EXERCISE: Extract the final stretch of the data: the line that contains "Output the text content of this document." and every line after it, unaltered, and no other lines.
** begin RECORDS PROVIDED **
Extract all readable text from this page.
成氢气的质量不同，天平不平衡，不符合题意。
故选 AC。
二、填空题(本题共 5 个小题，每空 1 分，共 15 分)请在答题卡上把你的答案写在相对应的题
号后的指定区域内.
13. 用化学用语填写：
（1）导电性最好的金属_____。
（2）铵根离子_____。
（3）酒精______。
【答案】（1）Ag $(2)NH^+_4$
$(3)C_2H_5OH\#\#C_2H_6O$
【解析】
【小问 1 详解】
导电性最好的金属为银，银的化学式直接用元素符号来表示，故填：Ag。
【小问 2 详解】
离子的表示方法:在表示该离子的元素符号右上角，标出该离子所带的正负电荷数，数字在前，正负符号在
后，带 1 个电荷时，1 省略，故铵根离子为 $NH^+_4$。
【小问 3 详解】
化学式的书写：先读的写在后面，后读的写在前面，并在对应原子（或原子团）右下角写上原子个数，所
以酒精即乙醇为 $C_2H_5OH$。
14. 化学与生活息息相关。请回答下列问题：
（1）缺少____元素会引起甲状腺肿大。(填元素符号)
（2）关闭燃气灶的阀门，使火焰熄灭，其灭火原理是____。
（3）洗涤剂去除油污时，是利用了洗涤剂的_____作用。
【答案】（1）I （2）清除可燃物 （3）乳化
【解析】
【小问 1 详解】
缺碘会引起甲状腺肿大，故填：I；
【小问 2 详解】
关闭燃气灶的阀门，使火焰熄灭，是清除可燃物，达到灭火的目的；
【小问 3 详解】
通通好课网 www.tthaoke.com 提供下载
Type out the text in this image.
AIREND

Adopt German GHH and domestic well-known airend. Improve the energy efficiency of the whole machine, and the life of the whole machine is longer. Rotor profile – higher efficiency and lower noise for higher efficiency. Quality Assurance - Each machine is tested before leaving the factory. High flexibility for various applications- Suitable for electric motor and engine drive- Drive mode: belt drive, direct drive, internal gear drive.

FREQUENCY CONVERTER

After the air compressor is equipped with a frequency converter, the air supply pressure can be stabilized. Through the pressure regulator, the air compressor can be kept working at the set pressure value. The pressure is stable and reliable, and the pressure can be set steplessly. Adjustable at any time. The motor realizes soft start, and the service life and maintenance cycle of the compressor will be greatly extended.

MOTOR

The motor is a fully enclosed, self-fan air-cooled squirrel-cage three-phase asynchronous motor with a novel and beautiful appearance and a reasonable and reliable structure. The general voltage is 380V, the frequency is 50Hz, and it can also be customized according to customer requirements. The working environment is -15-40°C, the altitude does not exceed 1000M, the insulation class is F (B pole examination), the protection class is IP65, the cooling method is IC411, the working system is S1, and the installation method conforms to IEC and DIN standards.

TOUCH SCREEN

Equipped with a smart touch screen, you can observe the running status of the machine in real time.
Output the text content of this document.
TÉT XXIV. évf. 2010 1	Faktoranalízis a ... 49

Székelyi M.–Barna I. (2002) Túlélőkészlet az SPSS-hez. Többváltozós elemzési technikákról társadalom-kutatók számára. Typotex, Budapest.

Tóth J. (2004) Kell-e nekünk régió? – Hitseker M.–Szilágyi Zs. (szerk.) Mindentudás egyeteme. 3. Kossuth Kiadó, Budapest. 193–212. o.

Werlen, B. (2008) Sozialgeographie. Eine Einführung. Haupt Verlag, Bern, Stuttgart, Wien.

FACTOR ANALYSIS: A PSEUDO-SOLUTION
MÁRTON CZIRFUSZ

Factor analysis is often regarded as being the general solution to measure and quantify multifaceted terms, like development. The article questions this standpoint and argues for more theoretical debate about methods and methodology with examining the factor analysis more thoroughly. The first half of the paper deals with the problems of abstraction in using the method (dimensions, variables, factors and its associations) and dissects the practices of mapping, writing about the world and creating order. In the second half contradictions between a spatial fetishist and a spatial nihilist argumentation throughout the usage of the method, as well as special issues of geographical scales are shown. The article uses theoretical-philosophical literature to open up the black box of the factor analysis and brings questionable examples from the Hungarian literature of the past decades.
** end RECORDS PROVIDED **
SOLUTION FOR THIS TASK:
Output the text content of this document.
TÉT XXIV. évf. 2010 1	Faktoranalízis a ... 49

Székelyi M.–Barna I. (2002) Túlélőkészlet az SPSS-hez. Többváltozós elemzési technikákról társadalom-kutatók számára. Typotex, Budapest.

Tóth J. (2004) Kell-e nekünk régió? – Hitseker M.–Szilágyi Zs. (szerk.) Mindentudás egyeteme. 3. Kossuth Kiadó, Budapest. 193–212. o.

Werlen, B. (2008) Sozialgeographie. Eine Einführung. Haupt Verlag, Bern, Stuttgart, Wien.

FACTOR ANALYSIS: A PSEUDO-SOLUTION
MÁRTON CZIRFUSZ

Factor analysis is often regarded as being the general solution to measure and quantify multifaceted terms, like development. The article questions this standpoint and argues for more theoretical debate about methods and methodology with examining the factor analysis more thoroughly. The first half of the paper deals with the problems of abstraction in using the method (dimensions, variables, factors and its associations) and dissects the practices of mapping, writing about the world and creating order. In the second half contradictions between a spatial fetishist and a spatial nihilist argumentation throughout the usage of the method, as well as special issues of geographical scales are shown. The article uses theoretical-philosophical literature to open up the black box of the factor analysis and brings questionable examples from the Hungarian literature of the past decades.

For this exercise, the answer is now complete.